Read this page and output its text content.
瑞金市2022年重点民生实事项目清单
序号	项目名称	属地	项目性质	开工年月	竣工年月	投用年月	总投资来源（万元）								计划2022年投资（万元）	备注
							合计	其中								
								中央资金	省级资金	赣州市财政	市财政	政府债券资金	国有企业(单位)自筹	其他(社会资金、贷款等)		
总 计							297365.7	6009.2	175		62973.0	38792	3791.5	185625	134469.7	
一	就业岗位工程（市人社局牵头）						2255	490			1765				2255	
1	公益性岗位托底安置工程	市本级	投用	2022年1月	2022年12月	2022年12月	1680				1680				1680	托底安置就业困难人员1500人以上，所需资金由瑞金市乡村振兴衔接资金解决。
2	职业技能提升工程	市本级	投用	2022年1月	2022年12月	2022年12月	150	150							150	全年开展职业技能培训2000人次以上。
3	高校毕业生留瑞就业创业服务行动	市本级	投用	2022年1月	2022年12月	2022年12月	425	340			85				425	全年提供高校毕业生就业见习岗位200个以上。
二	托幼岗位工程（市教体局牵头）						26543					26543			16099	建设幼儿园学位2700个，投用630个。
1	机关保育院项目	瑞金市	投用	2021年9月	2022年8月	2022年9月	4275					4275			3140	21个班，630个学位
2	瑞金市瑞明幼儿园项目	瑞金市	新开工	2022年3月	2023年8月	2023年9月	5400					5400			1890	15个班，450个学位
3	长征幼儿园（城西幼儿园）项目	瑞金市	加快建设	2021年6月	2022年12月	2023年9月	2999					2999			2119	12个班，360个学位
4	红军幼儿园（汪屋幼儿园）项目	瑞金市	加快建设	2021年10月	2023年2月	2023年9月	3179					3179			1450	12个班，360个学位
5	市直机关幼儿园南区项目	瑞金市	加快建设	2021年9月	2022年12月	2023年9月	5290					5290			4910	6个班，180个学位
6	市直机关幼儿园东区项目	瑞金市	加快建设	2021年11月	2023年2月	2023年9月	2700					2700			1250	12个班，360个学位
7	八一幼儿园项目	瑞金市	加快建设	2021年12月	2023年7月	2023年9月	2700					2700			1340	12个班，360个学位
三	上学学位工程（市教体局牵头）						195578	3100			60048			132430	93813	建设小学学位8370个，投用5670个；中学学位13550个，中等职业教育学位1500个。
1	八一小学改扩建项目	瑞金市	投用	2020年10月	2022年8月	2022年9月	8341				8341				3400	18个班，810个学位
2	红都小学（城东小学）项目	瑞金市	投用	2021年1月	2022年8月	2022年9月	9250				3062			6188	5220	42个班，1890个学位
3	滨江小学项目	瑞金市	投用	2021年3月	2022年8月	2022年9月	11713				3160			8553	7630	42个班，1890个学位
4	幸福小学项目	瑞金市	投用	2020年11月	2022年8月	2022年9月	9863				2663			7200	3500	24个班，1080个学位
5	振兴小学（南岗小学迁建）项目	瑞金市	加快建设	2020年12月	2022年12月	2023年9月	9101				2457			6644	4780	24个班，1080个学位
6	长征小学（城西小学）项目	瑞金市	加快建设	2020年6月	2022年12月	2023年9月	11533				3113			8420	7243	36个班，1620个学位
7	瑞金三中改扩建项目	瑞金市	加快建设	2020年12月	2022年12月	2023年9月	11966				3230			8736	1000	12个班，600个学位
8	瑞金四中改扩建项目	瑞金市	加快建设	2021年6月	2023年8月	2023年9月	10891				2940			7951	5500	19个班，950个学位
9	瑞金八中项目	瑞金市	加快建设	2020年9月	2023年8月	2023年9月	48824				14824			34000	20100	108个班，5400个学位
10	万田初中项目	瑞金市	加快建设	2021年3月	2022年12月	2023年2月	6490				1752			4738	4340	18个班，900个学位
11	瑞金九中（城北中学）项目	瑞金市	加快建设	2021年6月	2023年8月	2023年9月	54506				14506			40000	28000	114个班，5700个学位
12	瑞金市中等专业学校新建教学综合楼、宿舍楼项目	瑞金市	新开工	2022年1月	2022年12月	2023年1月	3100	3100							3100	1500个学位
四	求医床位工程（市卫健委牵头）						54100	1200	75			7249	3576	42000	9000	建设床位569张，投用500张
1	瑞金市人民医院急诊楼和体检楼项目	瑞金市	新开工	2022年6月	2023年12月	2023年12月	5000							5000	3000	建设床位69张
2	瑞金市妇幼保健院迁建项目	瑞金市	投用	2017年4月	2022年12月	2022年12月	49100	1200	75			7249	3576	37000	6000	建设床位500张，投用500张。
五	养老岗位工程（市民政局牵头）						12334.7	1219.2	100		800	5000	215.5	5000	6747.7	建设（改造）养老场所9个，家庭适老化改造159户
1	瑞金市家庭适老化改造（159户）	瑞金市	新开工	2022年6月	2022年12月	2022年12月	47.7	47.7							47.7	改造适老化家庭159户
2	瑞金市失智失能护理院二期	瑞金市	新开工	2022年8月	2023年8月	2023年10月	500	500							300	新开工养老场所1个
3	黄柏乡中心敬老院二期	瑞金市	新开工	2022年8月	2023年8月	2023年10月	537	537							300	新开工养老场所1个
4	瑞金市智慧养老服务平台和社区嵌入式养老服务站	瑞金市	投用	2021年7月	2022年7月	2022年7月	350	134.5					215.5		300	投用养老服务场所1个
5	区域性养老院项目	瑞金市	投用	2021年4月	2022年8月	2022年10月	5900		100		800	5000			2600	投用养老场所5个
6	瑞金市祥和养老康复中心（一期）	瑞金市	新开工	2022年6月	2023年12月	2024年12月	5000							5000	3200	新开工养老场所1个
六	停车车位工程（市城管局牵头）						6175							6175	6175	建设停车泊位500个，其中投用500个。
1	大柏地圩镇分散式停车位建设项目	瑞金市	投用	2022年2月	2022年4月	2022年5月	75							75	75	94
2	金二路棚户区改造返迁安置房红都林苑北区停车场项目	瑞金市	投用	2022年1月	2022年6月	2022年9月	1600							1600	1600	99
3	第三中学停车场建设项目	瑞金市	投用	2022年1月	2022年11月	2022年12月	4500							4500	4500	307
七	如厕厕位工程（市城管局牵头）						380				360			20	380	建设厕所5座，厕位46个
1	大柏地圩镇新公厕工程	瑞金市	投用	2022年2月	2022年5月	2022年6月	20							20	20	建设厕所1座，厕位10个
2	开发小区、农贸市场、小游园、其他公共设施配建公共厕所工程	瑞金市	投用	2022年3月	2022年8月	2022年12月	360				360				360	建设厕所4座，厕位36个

····················

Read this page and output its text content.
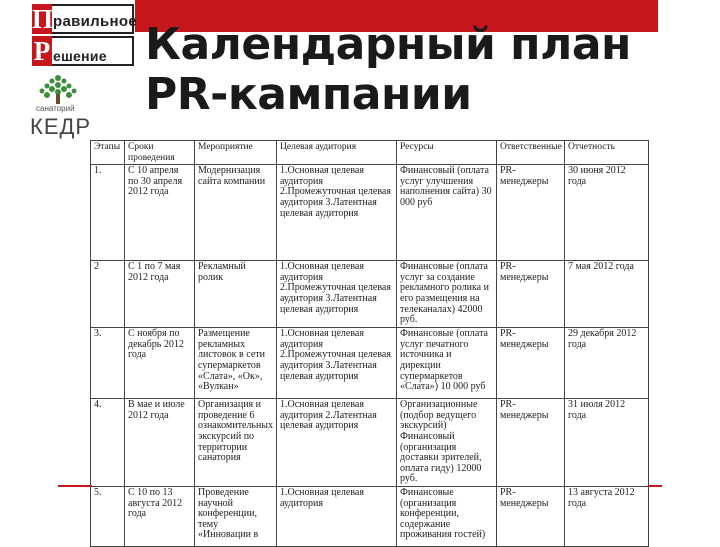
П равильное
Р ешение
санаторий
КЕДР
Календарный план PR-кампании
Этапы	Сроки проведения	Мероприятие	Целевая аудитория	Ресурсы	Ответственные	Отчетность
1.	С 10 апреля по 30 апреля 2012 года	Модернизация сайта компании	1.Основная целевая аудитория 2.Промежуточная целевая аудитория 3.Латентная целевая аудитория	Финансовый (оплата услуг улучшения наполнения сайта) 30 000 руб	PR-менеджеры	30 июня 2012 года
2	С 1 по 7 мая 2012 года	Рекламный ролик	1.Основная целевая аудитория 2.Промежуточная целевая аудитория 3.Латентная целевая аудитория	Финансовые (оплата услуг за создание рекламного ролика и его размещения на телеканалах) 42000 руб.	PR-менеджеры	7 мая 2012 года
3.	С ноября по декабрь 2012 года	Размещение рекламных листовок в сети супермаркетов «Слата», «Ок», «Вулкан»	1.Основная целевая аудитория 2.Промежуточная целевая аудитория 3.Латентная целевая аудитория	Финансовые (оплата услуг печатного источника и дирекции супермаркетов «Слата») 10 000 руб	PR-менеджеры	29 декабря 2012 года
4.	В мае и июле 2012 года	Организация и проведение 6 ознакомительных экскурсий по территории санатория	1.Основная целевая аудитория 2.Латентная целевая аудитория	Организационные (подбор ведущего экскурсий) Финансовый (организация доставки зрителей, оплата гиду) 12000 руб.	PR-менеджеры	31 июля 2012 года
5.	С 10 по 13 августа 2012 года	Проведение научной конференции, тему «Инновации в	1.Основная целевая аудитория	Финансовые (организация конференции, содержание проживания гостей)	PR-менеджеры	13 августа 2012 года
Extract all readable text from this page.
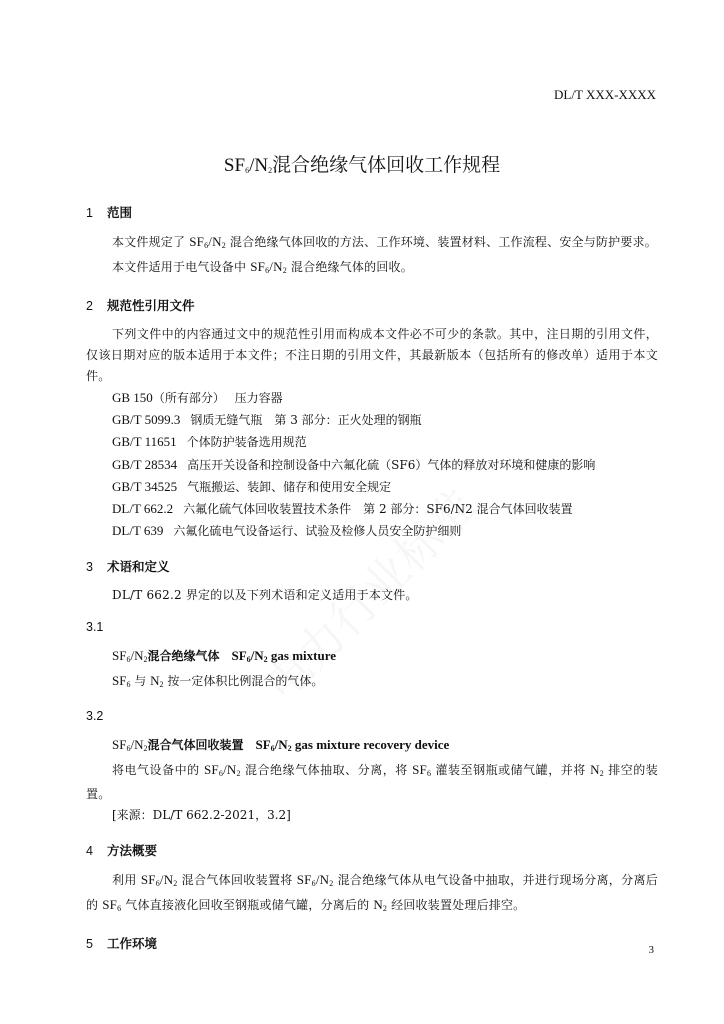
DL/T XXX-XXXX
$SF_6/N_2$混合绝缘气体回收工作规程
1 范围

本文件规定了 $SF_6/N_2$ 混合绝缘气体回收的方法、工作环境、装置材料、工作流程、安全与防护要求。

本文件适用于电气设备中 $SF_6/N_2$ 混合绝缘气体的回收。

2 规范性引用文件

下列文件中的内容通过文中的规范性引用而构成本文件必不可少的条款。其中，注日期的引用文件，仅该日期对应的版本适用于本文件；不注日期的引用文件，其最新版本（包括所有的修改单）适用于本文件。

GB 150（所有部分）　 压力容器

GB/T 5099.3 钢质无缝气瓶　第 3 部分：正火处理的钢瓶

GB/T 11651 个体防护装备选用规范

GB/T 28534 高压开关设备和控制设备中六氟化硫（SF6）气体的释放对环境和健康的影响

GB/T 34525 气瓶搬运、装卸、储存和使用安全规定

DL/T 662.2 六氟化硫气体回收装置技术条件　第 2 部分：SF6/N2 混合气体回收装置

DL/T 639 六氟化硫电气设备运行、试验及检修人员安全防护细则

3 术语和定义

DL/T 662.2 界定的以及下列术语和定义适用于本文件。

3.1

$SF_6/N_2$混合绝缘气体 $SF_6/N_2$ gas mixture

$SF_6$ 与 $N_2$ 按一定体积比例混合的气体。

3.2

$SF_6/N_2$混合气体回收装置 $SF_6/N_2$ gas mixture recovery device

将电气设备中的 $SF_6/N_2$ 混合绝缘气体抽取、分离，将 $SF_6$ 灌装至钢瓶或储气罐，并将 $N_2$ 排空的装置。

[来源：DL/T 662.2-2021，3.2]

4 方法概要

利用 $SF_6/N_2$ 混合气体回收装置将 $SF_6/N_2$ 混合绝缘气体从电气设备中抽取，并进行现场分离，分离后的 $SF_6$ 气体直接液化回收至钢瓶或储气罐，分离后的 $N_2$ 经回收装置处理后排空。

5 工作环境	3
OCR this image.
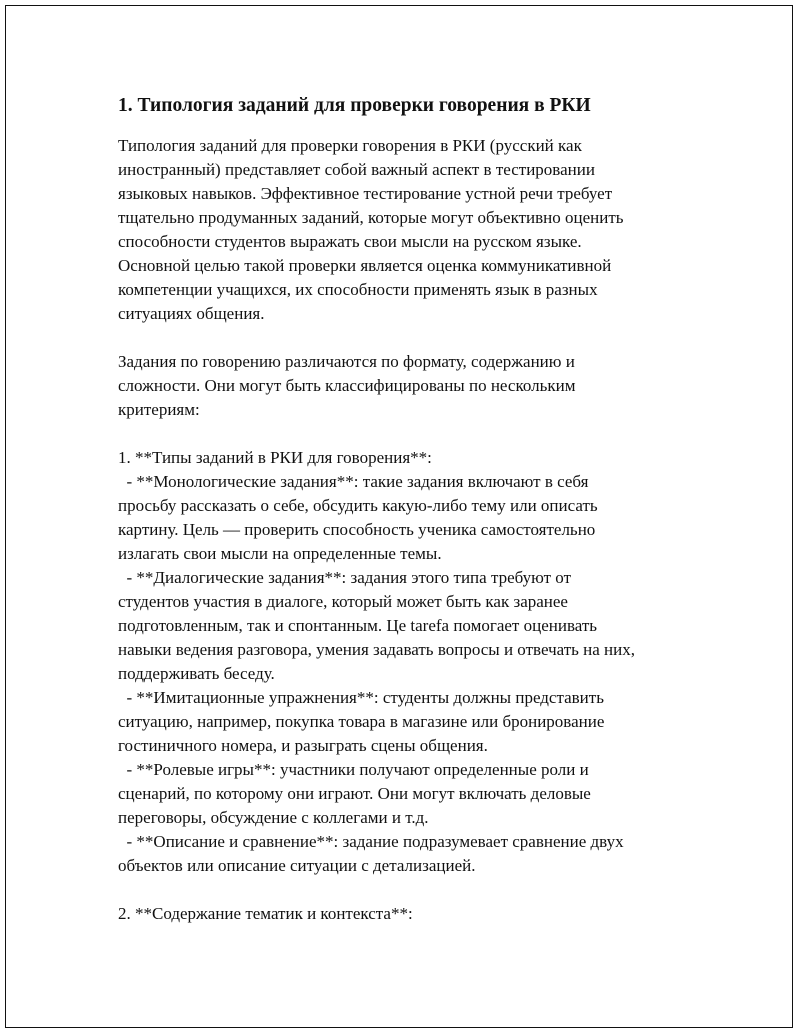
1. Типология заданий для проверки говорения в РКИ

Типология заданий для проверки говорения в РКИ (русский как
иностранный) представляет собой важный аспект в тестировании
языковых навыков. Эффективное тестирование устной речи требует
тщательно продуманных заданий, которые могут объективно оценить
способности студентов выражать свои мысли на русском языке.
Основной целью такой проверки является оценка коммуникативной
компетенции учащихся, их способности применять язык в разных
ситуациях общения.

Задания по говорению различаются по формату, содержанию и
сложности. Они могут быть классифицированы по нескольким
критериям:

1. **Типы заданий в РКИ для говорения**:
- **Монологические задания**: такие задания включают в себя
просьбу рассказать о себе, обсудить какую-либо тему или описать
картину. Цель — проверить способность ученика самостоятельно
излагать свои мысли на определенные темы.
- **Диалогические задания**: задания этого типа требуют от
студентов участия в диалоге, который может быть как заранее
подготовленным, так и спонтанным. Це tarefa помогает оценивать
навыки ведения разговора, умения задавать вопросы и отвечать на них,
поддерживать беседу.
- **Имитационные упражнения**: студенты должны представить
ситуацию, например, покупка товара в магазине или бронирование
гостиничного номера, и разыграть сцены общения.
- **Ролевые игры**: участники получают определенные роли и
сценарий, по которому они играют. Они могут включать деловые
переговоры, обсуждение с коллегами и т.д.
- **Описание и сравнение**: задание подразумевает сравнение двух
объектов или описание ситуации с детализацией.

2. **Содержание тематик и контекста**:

····················

Directive:
Identify every line above that includes the word "Финансовый", and show those lines.

Solution:
1.	С 10 апреля по 30 апреля 2012 года	Модернизация сайта компании	1.Основная целевая аудитория 2.Промежуточная целевая аудитория 3.Латентная целевая аудитория	Финансовый (оплата услуг улучшения наполнения сайта) 30 000 руб	PR-менеджеры	30 июня 2012 года
4.	В мае и июле 2012 года	Организация и проведение 6 ознакомительных экскурсий по территории санатория	1.Основная целевая аудитория 2.Латентная целевая аудитория	Организационные (подбор ведущего экскурсий) Финансовый (организация доставки зрителей, оплата гиду) 12000 руб.	PR-менеджеры	31 июля 2012 года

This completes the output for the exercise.